■ AIM
Once the pictures are set aside, transcribe the remaining data exactly.

■ Extracted data entries
○ ○ ○
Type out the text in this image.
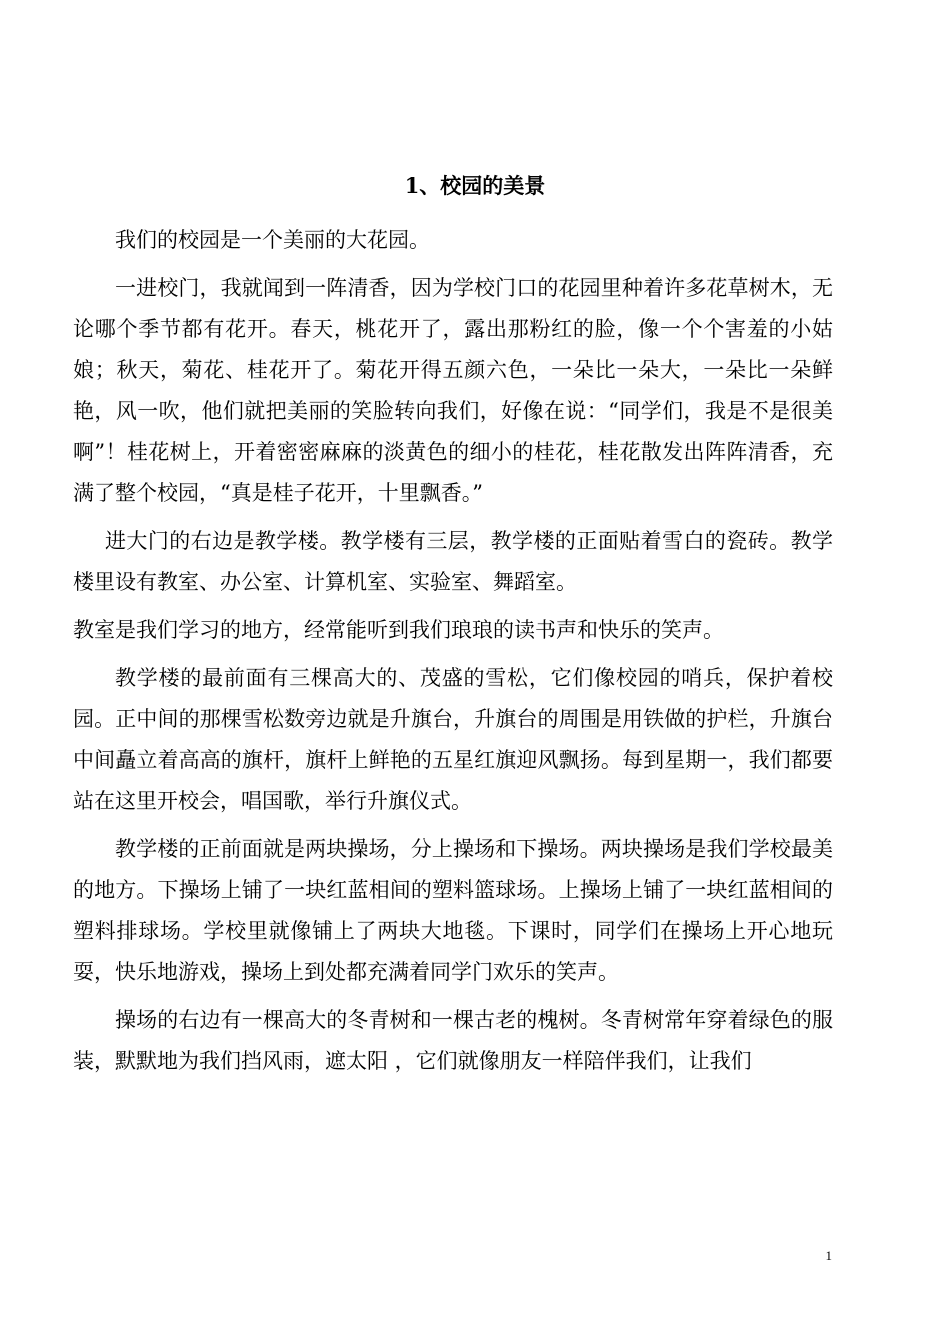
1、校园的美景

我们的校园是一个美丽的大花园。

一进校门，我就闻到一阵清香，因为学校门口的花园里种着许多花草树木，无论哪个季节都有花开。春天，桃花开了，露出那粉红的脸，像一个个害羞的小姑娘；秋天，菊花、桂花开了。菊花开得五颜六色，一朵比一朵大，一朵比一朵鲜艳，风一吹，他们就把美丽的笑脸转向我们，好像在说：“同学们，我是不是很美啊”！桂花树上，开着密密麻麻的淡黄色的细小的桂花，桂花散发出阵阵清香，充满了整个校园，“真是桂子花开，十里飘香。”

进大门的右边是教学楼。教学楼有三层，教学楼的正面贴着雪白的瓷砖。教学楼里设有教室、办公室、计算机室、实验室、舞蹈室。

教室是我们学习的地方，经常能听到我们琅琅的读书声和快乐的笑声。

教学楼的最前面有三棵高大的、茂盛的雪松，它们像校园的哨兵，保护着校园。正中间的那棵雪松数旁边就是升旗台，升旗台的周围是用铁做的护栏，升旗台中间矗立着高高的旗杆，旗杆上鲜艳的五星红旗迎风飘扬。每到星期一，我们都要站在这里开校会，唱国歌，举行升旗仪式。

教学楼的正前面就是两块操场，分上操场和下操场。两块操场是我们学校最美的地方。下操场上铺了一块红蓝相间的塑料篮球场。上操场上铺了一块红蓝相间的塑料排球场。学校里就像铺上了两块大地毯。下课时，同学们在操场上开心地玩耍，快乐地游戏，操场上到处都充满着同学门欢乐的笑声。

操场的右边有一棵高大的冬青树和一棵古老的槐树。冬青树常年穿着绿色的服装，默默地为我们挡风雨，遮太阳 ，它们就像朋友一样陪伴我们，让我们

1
○ ○ ○
■ OUTPUT OF THE EXERCISE
Type out the text in this image.
1、校园的美景

我们的校园是一个美丽的大花园。

一进校门，我就闻到一阵清香，因为学校门口的花园里种着许多花草树木，无论哪个季节都有花开。春天，桃花开了，露出那粉红的脸，像一个个害羞的小姑娘；秋天，菊花、桂花开了。菊花开得五颜六色，一朵比一朵大，一朵比一朵鲜艳，风一吹，他们就把美丽的笑脸转向我们，好像在说：“同学们，我是不是很美啊”！桂花树上，开着密密麻麻的淡黄色的细小的桂花，桂花散发出阵阵清香，充满了整个校园，“真是桂子花开，十里飘香。”

进大门的右边是教学楼。教学楼有三层，教学楼的正面贴着雪白的瓷砖。教学楼里设有教室、办公室、计算机室、实验室、舞蹈室。

教室是我们学习的地方，经常能听到我们琅琅的读书声和快乐的笑声。

教学楼的最前面有三棵高大的、茂盛的雪松，它们像校园的哨兵，保护着校园。正中间的那棵雪松数旁边就是升旗台，升旗台的周围是用铁做的护栏，升旗台中间矗立着高高的旗杆，旗杆上鲜艳的五星红旗迎风飘扬。每到星期一，我们都要站在这里开校会，唱国歌，举行升旗仪式。

教学楼的正前面就是两块操场，分上操场和下操场。两块操场是我们学校最美的地方。下操场上铺了一块红蓝相间的塑料篮球场。上操场上铺了一块红蓝相间的塑料排球场。学校里就像铺上了两块大地毯。下课时，同学们在操场上开心地玩耍，快乐地游戏，操场上到处都充满着同学门欢乐的笑声。

操场的右边有一棵高大的冬青树和一棵古老的槐树。冬青树常年穿着绿色的服装，默默地为我们挡风雨，遮太阳 ，它们就像朋友一样陪伴我们，让我们

1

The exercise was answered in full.